## Start Raw data

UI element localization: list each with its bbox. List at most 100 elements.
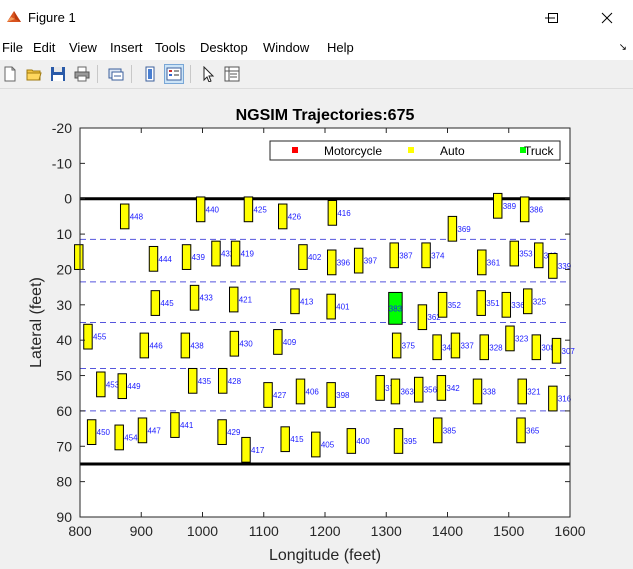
vehicle-337 <box>450 332 461 359</box>
y-tick-label: -10 <box>52 155 72 171</box>
vehicle-label: 454 <box>124 433 138 442</box>
vehicle-421 <box>229 286 239 313</box>
vehicle-356 <box>413 376 424 403</box>
vehicle-353 <box>509 240 519 267</box>
vehicle-label: 445 <box>160 299 174 308</box>
vehicle-383 <box>388 291 403 325</box>
vehicle-439 <box>181 244 192 270</box>
x-tick-label: 1400 <box>432 523 463 539</box>
maximize-icon <box>548 13 558 23</box>
vehicle-445 <box>150 290 161 316</box>
open-icon <box>26 69 42 81</box>
vehicle-label: 449 <box>127 382 141 391</box>
vehicle-432 <box>211 240 221 267</box>
vehicle-405 <box>311 431 321 458</box>
legend-icon <box>166 67 182 81</box>
vehicle-label: 426 <box>288 212 302 221</box>
property-inspector-button[interactable] <box>222 64 242 84</box>
save-icon <box>51 67 65 81</box>
property-inspector-icon <box>224 66 240 82</box>
colorbar-button[interactable] <box>140 64 160 84</box>
vehicle-label: 398 <box>336 391 350 400</box>
menu-file[interactable]: File <box>2 40 23 55</box>
x-axis-label: Longitude (feet) <box>269 547 381 564</box>
vehicle-label: 441 <box>180 421 194 430</box>
vehicle-label: 338 <box>483 387 497 396</box>
trajectory-plot[interactable]: 448 440 425 426 416 389 386 369 444 439 432 419 402 3… <box>0 89 633 569</box>
menu-view[interactable]: View <box>69 40 97 55</box>
vehicle-363 <box>390 378 401 405</box>
vehicle-label: 389 <box>503 202 517 211</box>
y-axis-label: Lateral (feet) <box>28 277 45 368</box>
menu-window[interactable]: Window <box>263 40 310 55</box>
vehicle-label: 413 <box>300 297 314 306</box>
legend-button[interactable] <box>164 64 184 84</box>
vehicle-361 <box>477 249 487 276</box>
legend-box <box>269 140 561 161</box>
link-plot-button[interactable] <box>106 64 126 84</box>
x-tick-label: 1500 <box>493 523 524 539</box>
maximize-button-wrap[interactable] <box>530 0 576 36</box>
vehicle-425 <box>243 196 254 223</box>
vehicle-label: 369 <box>457 225 471 234</box>
vehicle-label: 444 <box>159 255 173 264</box>
vehicle-427 <box>263 382 273 408</box>
new-figure-icon <box>4 66 16 82</box>
vehicle-label: 316 <box>558 395 572 404</box>
save-button[interactable] <box>48 64 68 84</box>
vehicle-342 <box>436 375 447 401</box>
menu-edit[interactable]: Edit <box>33 40 56 55</box>
toolbar-separator <box>97 65 98 83</box>
x-tick-label: 900 <box>130 523 154 539</box>
menu-desktop[interactable]: Desktop <box>200 40 248 55</box>
minimize-icon <box>545 17 555 19</box>
open-button[interactable] <box>24 64 44 84</box>
new-figure-button[interactable] <box>0 64 20 84</box>
vehicle-label: 395 <box>404 437 418 446</box>
vehicle-308 <box>531 334 542 361</box>
y-tick-label: 70 <box>56 438 72 454</box>
vehicle-398 <box>326 382 336 408</box>
y-tick-label: 0 <box>64 191 72 207</box>
vehicle-386 <box>519 196 530 223</box>
menu-insert[interactable]: Insert <box>110 40 143 55</box>
vehicle-label: 439 <box>192 253 206 262</box>
vehicle-426 <box>278 203 288 230</box>
toolbar <box>0 60 633 89</box>
vehicle-label: 342 <box>446 384 460 393</box>
vehicle-label: 427 <box>273 391 287 400</box>
menu-help[interactable]: Help <box>327 40 354 55</box>
vehicle-396 <box>327 249 337 276</box>
vehicle-416 <box>327 199 338 226</box>
vehicle-316 <box>548 385 558 412</box>
vehicle-label: 323 <box>515 334 529 343</box>
vehicle-375 <box>391 332 402 359</box>
vehicle-341 <box>432 334 442 361</box>
toolbar-separator <box>190 65 191 83</box>
vehicle-label: 385 <box>443 426 457 435</box>
x-tick-label: 1000 <box>187 523 218 539</box>
title-bar: Figure 1 <box>0 0 633 36</box>
vehicle-label: 455 <box>93 333 107 342</box>
y-tick-label: 10 <box>56 226 72 242</box>
vehicle-449 <box>117 373 127 400</box>
vehicle-label: 321 <box>527 387 541 396</box>
vehicle-351 <box>476 290 486 316</box>
vehicle-430 <box>229 330 240 357</box>
vehicle-435 <box>187 367 198 394</box>
vehicle-402 <box>298 244 308 270</box>
close-button[interactable] <box>584 0 630 36</box>
print-button[interactable] <box>72 64 92 84</box>
y-tick-label: 60 <box>56 403 72 419</box>
vehicle-label: 446 <box>149 341 163 350</box>
menu-tools[interactable]: Tools <box>155 40 186 55</box>
minimize-button[interactable] <box>527 0 573 36</box>
vehicle-450 <box>86 419 97 446</box>
vehicle-369 <box>447 215 458 242</box>
vehicle-446 <box>139 332 150 359</box>
menu-dock-arrow-icon[interactable]: ↘ <box>618 42 627 53</box>
edit-plot-icon <box>203 66 215 82</box>
chart-title: NGSIM Trajectories:675 <box>236 107 415 124</box>
vehicle-label: 448 <box>130 212 144 221</box>
edit-plot-button[interactable] <box>198 64 218 84</box>
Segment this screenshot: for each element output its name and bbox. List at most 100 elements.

## End Raw data

* **What you need to do**
Copy all of the data above word for word, leaving out the pictures.

* **Task answer**
UI element localization: list each with its bbox. List at most 100 elements.
vehicle-337 <box>450 332 461 359</box>
y-tick-label: -10 <box>52 155 72 171</box>
vehicle-label: 454 <box>124 433 138 442</box>
vehicle-421 <box>229 286 239 313</box>
vehicle-356 <box>413 376 424 403</box>
vehicle-353 <box>509 240 519 267</box>
vehicle-label: 445 <box>160 299 174 308</box>
vehicle-383 <box>388 291 403 325</box>
vehicle-439 <box>181 244 192 270</box>
x-tick-label: 1400 <box>432 523 463 539</box>
maximize-icon <box>548 13 558 23</box>
vehicle-445 <box>150 290 161 316</box>
open-icon <box>26 69 42 81</box>
vehicle-label: 449 <box>127 382 141 391</box>
vehicle-432 <box>211 240 221 267</box>
vehicle-405 <box>311 431 321 458</box>
legend-icon <box>166 67 182 81</box>
vehicle-label: 426 <box>288 212 302 221</box>
property-inspector-button[interactable] <box>222 64 242 84</box>
save-icon <box>51 67 65 81</box>
property-inspector-icon <box>224 66 240 82</box>
colorbar-button[interactable] <box>140 64 160 84</box>
vehicle-label: 398 <box>336 391 350 400</box>
menu-file[interactable]: File <box>2 40 23 55</box>
x-axis-label: Longitude (feet) <box>269 547 381 564</box>
vehicle-label: 441 <box>180 421 194 430</box>
vehicle-label: 338 <box>483 387 497 396</box>
trajectory-plot[interactable]: 448 440 425 426 416 389 386 369 444 439 432 419 402 3… <box>0 89 633 569</box>
menu-view[interactable]: View <box>69 40 97 55</box>
vehicle-363 <box>390 378 401 405</box>
vehicle-label: 389 <box>503 202 517 211</box>
y-axis-label: Lateral (feet) <box>28 277 45 368</box>
menu-window[interactable]: Window <box>263 40 310 55</box>
vehicle-label: 413 <box>300 297 314 306</box>
legend-button[interactable] <box>164 64 184 84</box>
vehicle-361 <box>477 249 487 276</box>
legend-box <box>269 140 561 161</box>
link-plot-button[interactable] <box>106 64 126 84</box>
x-tick-label: 1500 <box>493 523 524 539</box>
maximize-button-wrap[interactable] <box>530 0 576 36</box>
vehicle-425 <box>243 196 254 223</box>
vehicle-label: 369 <box>457 225 471 234</box>
vehicle-label: 444 <box>159 255 173 264</box>
vehicle-427 <box>263 382 273 408</box>
new-figure-icon <box>4 66 16 82</box>
vehicle-label: 316 <box>558 395 572 404</box>
save-button[interactable] <box>48 64 68 84</box>
vehicle-342 <box>436 375 447 401</box>
menu-edit[interactable]: Edit <box>33 40 56 55</box>
toolbar-separator <box>97 65 98 83</box>
x-tick-label: 900 <box>130 523 154 539</box>
menu-desktop[interactable]: Desktop <box>200 40 248 55</box>
minimize-icon <box>545 17 555 19</box>
open-button[interactable] <box>24 64 44 84</box>
new-figure-button[interactable] <box>0 64 20 84</box>
vehicle-label: 395 <box>404 437 418 446</box>
vehicle-308 <box>531 334 542 361</box>
y-tick-label: 70 <box>56 438 72 454</box>
vehicle-398 <box>326 382 336 408</box>
y-tick-label: 0 <box>64 191 72 207</box>
vehicle-386 <box>519 196 530 223</box>
menu-insert[interactable]: Insert <box>110 40 143 55</box>
vehicle-label: 439 <box>192 253 206 262</box>
vehicle-426 <box>278 203 288 230</box>
toolbar <box>0 60 633 89</box>
vehicle-label: 342 <box>446 384 460 393</box>
vehicle-label: 427 <box>273 391 287 400</box>
menu-help[interactable]: Help <box>327 40 354 55</box>
vehicle-396 <box>327 249 337 276</box>
vehicle-416 <box>327 199 338 226</box>
vehicle-316 <box>548 385 558 412</box>
vehicle-label: 323 <box>515 334 529 343</box>
vehicle-375 <box>391 332 402 359</box>
vehicle-341 <box>432 334 442 361</box>
toolbar-separator <box>190 65 191 83</box>
vehicle-label: 385 <box>443 426 457 435</box>
x-tick-label: 1000 <box>187 523 218 539</box>
title-bar: Figure 1 <box>0 0 633 36</box>
vehicle-label: 455 <box>93 333 107 342</box>
y-tick-label: 10 <box>56 226 72 242</box>
vehicle-449 <box>117 373 127 400</box>
vehicle-label: 321 <box>527 387 541 396</box>
vehicle-351 <box>476 290 486 316</box>
vehicle-430 <box>229 330 240 357</box>
vehicle-435 <box>187 367 198 394</box>
vehicle-402 <box>298 244 308 270</box>
close-button[interactable] <box>584 0 630 36</box>
print-button[interactable] <box>72 64 92 84</box>
y-tick-label: 60 <box>56 403 72 419</box>
vehicle-label: 446 <box>149 341 163 350</box>
menu-tools[interactable]: Tools <box>155 40 186 55</box>
minimize-button[interactable] <box>527 0 573 36</box>
vehicle-450 <box>86 419 97 446</box>
vehicle-369 <box>447 215 458 242</box>
vehicle-446 <box>139 332 150 359</box>
menu-dock-arrow-icon[interactable]: ↘ <box>618 42 627 53</box>
edit-plot-icon <box>203 66 215 82</box>
chart-title: NGSIM Trajectories:675 <box>236 107 415 124</box>
vehicle-label: 448 <box>130 212 144 221</box>
edit-plot-button[interactable] <box>198 64 218 84</box>
Segment this screenshot: for each element output its name and bbox. List at most 100 elements.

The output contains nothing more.